STATED EXERCISE: Lift every line from the entries that includes the word "date".

GIVEN DATA:

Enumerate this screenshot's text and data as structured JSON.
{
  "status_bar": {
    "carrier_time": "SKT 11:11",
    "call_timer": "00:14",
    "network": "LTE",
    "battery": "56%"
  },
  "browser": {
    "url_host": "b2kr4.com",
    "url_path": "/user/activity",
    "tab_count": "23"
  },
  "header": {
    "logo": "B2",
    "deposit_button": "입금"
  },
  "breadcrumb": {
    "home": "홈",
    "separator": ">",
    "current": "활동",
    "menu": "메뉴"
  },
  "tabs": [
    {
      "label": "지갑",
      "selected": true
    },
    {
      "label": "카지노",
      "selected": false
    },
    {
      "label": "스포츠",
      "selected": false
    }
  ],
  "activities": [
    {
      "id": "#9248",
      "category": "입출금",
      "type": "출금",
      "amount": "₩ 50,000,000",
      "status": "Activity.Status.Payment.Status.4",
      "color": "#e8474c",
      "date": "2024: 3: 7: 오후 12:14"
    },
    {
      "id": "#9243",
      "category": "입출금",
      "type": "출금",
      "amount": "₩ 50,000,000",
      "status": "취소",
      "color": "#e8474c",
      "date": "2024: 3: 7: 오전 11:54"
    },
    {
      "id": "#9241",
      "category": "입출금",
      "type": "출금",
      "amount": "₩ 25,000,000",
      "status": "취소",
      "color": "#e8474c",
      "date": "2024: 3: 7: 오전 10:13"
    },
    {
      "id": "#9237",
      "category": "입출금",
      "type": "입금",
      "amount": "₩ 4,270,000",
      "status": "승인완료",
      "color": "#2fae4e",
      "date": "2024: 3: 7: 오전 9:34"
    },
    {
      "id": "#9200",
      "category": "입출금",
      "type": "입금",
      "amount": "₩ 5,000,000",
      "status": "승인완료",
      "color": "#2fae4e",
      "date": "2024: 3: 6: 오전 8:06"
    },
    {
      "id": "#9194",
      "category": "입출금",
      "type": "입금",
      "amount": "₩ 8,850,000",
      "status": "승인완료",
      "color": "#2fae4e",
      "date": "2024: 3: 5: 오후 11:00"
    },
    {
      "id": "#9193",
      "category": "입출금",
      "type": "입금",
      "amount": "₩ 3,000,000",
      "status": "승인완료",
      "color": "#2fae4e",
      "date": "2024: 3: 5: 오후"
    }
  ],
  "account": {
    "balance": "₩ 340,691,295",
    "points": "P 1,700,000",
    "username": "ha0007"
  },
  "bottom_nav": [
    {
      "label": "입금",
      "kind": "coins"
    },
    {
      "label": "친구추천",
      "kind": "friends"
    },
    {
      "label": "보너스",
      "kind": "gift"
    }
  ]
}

THE COMPLETED TASK:
      "date": "2024: 3: 7: 오후 12:14"
      "date": "2024: 3: 7: 오전 11:54"
      "date": "2024: 3: 7: 오전 10:13"
      "date": "2024: 3: 7: 오전 9:34"
      "date": "2024: 3: 6: 오전 8:06"
      "date": "2024: 3: 5: 오후 11:00"
      "date": "2024: 3: 5: 오후"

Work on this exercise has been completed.